Below is some material; set it all down exactly, apart from the pictures.
## begin DATA SECTION
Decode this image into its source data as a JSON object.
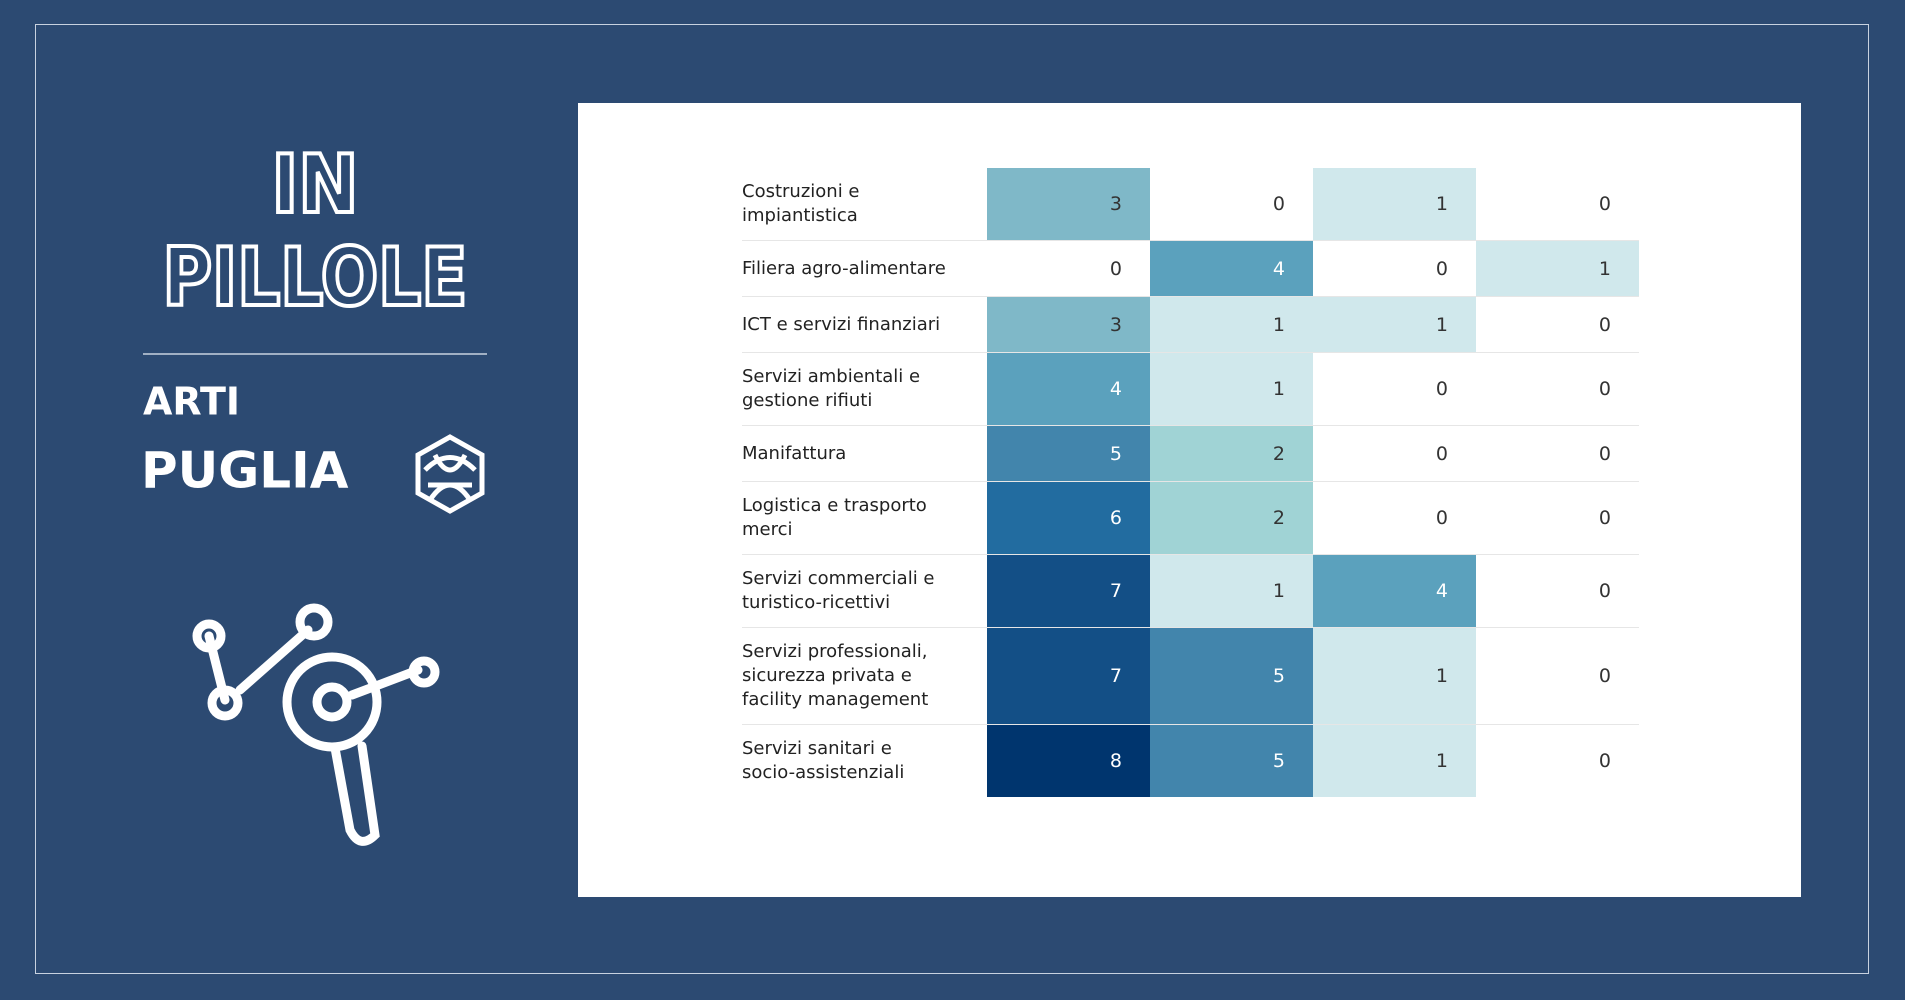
{
  "header": {
    "line1": "IN",
    "line2": "PILLOLE",
    "subtitle1": "ARTI",
    "subtitle2": "PUGLIA"
  },
  "chart_data": {
    "type": "heatmap",
    "categories": [
      "Costruzioni e impiantistica",
      "Filiera agro-alimentare",
      "ICT e servizi finanziari",
      "Servizi ambientali e gestione rifiuti",
      "Manifattura",
      "Logistica e trasporto merci",
      "Servizi commerciali e turistico-ricettivi",
      "Servizi professionali, sicurezza privata e facility management",
      "Servizi sanitari e socio-assistenziali"
    ],
    "series": [
      {
        "values": [
          3,
          0,
          3,
          4,
          5,
          6,
          7,
          7,
          8
        ]
      },
      {
        "values": [
          0,
          4,
          1,
          1,
          2,
          2,
          1,
          5,
          5
        ]
      },
      {
        "values": [
          1,
          0,
          1,
          0,
          0,
          0,
          4,
          1,
          1
        ]
      },
      {
        "values": [
          0,
          1,
          0,
          0,
          0,
          0,
          0,
          0,
          0
        ]
      }
    ],
    "colorscale": [
      "#ffffff",
      "#d0e8ec",
      "#a0d3d5",
      "#7fb8c8",
      "#5ba1bd",
      "#4285ac",
      "#226ca0",
      "#134f86",
      "#00356e"
    ]
  }
}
## end DATA SECTION
▸ OUTPUT OF THE TASK:
Decode this image into its source data as a JSON object.
{
  "header": {
    "line1": "IN",
    "line2": "PILLOLE",
    "subtitle1": "ARTI",
    "subtitle2": "PUGLIA"
  },
  "chart_data": {
    "type": "heatmap",
    "categories": [
      "Costruzioni e impiantistica",
      "Filiera agro-alimentare",
      "ICT e servizi finanziari",
      "Servizi ambientali e gestione rifiuti",
      "Manifattura",
      "Logistica e trasporto merci",
      "Servizi commerciali e turistico-ricettivi",
      "Servizi professionali, sicurezza privata e facility management",
      "Servizi sanitari e socio-assistenziali"
    ],
    "series": [
      {
        "values": [
          3,
          0,
          3,
          4,
          5,
          6,
          7,
          7,
          8
        ]
      },
      {
        "values": [
          0,
          4,
          1,
          1,
          2,
          2,
          1,
          5,
          5
        ]
      },
      {
        "values": [
          1,
          0,
          1,
          0,
          0,
          0,
          4,
          1,
          1
        ]
      },
      {
        "values": [
          0,
          1,
          0,
          0,
          0,
          0,
          0,
          0,
          0
        ]
      }
    ],
    "colorscale": [
      "#ffffff",
      "#d0e8ec",
      "#a0d3d5",
      "#7fb8c8",
      "#5ba1bd",
      "#4285ac",
      "#226ca0",
      "#134f86",
      "#00356e"
    ]
  }
}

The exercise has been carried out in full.